Reviewed by Paul Brown
Artist and Writer
Sunshine Coast, Australia


paul@paul-brown.com

Donald Coxeter is recognised as one of the 20th centuries most important mathematicians. He chose at an early age to specialise in classical geometry at a time that when it was already considered unfashionable (some even thought it was closed) and then throughout his long life defended it against the attacks of the algebraic school centred on the work of the Bourbaki collective.

This book is assiduously researched——of the book’s 386 pages 127 are composed of appendices and endnotes and many are an interesting read in their own right (though surprisingly there’s no index!). However, there’s a definite suspicion that this almost obsessive scholarship is an attempt by the author to disguise her own lack of understanding of many of the concepts she is trying to explain. For example, she confuses the field of Computer Aided Design with a specific software program and later credits John Horton Conway with the observation that successive terms in the Fibonacci series equal the golden ration, whereas I’m pretty confident that what Conway was trying to explain was the concept of approximation and limit.

Some sections, like the one on computer animation company Pixar, appear gratuitous and little more than an opportunity of adding some fashionable and attractive material to what might otherwise be considered a book about a "dry" individual with poor sales potential. And even here there’s a missed opportunity to compare Pixar founder——Ed Catmull’s subdivision with the methods used by Buckminster Fuller (which are described earlier in the book) who used polygonal subdivision to convert the regular polyhedra into his famous dome structures. There’s so much of this extraneous material (Jeff Weeks, we are told, prefers pen to pencils because "pens make darker, firmer lines than pencils, he finds"——and——CERN is "the centre of the universe for determining the contents of the universe in it’s first trillionth of a second"——this latter a part of the explanation of string theory) that there is a real sense of relief when the author returns to her subject——the man himself. But even here there’s no real glimpse of the real Coxeter, and I finished the book with a lack of fulfilment made all the worse by my original high expectations of learning more about a man who has been a major inspiration to me throughout my life.

Extracted records:
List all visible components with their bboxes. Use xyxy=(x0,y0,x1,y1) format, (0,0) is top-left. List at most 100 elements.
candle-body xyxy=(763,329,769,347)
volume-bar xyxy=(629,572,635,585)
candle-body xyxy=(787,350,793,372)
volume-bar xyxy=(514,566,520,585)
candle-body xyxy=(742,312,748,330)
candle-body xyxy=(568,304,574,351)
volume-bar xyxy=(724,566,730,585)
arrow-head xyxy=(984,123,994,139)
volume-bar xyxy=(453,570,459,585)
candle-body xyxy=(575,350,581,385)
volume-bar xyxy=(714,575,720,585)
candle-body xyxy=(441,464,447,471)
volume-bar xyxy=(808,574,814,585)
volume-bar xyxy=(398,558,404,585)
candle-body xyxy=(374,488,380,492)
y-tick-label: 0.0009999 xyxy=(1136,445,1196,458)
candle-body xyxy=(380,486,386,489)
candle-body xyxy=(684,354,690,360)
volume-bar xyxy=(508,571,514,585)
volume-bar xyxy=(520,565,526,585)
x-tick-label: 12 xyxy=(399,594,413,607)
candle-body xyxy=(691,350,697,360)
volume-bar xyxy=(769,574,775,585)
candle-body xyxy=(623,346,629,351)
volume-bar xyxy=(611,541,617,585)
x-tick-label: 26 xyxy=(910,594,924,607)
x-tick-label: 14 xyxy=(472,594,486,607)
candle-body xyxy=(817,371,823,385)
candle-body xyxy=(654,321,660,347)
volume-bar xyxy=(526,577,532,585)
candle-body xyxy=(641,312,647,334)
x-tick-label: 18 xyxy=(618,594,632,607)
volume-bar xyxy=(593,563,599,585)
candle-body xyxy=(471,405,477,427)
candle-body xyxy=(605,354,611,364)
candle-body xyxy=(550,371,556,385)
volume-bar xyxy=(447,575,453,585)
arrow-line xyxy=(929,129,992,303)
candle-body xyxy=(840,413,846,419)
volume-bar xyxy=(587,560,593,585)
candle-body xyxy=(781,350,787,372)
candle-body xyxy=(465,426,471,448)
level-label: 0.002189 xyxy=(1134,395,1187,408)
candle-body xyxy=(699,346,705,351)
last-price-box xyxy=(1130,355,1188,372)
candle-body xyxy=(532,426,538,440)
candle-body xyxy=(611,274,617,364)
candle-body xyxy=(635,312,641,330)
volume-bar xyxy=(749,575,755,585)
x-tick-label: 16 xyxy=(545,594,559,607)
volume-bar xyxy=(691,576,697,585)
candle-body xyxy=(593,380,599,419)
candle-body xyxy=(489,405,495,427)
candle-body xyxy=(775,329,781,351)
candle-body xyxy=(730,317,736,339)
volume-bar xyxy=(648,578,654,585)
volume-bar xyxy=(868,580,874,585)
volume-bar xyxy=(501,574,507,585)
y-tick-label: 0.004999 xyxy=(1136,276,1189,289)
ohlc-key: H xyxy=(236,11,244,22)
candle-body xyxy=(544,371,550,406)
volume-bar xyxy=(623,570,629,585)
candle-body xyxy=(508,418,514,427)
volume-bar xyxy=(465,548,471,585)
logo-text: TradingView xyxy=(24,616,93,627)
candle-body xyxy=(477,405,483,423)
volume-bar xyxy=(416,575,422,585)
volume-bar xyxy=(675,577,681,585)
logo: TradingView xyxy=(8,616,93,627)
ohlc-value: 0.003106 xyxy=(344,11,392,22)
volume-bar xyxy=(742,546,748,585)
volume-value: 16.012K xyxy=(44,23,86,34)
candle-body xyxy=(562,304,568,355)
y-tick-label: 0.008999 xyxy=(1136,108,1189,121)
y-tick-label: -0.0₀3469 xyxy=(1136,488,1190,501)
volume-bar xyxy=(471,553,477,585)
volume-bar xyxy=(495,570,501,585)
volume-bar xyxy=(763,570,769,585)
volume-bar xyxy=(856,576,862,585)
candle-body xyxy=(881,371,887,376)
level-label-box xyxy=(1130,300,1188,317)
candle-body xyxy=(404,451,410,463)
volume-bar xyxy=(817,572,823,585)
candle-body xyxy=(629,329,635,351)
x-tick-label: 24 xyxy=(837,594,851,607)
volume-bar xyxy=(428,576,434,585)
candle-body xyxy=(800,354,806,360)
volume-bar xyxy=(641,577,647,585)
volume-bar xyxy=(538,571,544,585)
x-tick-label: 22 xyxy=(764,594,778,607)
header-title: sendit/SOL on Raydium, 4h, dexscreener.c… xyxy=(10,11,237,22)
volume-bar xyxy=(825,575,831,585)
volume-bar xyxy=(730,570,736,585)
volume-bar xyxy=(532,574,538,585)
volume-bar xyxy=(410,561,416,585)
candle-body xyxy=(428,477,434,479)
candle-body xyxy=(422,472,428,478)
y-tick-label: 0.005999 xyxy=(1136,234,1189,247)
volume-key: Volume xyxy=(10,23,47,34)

- Work item
Duplicate the part of the book review that opens with the words containing "Reviewed by Paul" and closes with "the Bourbaki collective.". The records have no connection to the text.

- Solution for this task
Reviewed by Paul Brown
Artist and Writer
Sunshine Coast, Australia


paul@paul-brown.com

Donald Coxeter is recognised as one of the 20th centuries most important mathematicians. He chose at an early age to specialise in classical geometry at a time that when it was already considered unfashionable (some even thought it was closed) and then throughout his long life defended it against the attacks of the algebraic school centred on the work of the Bourbaki collective.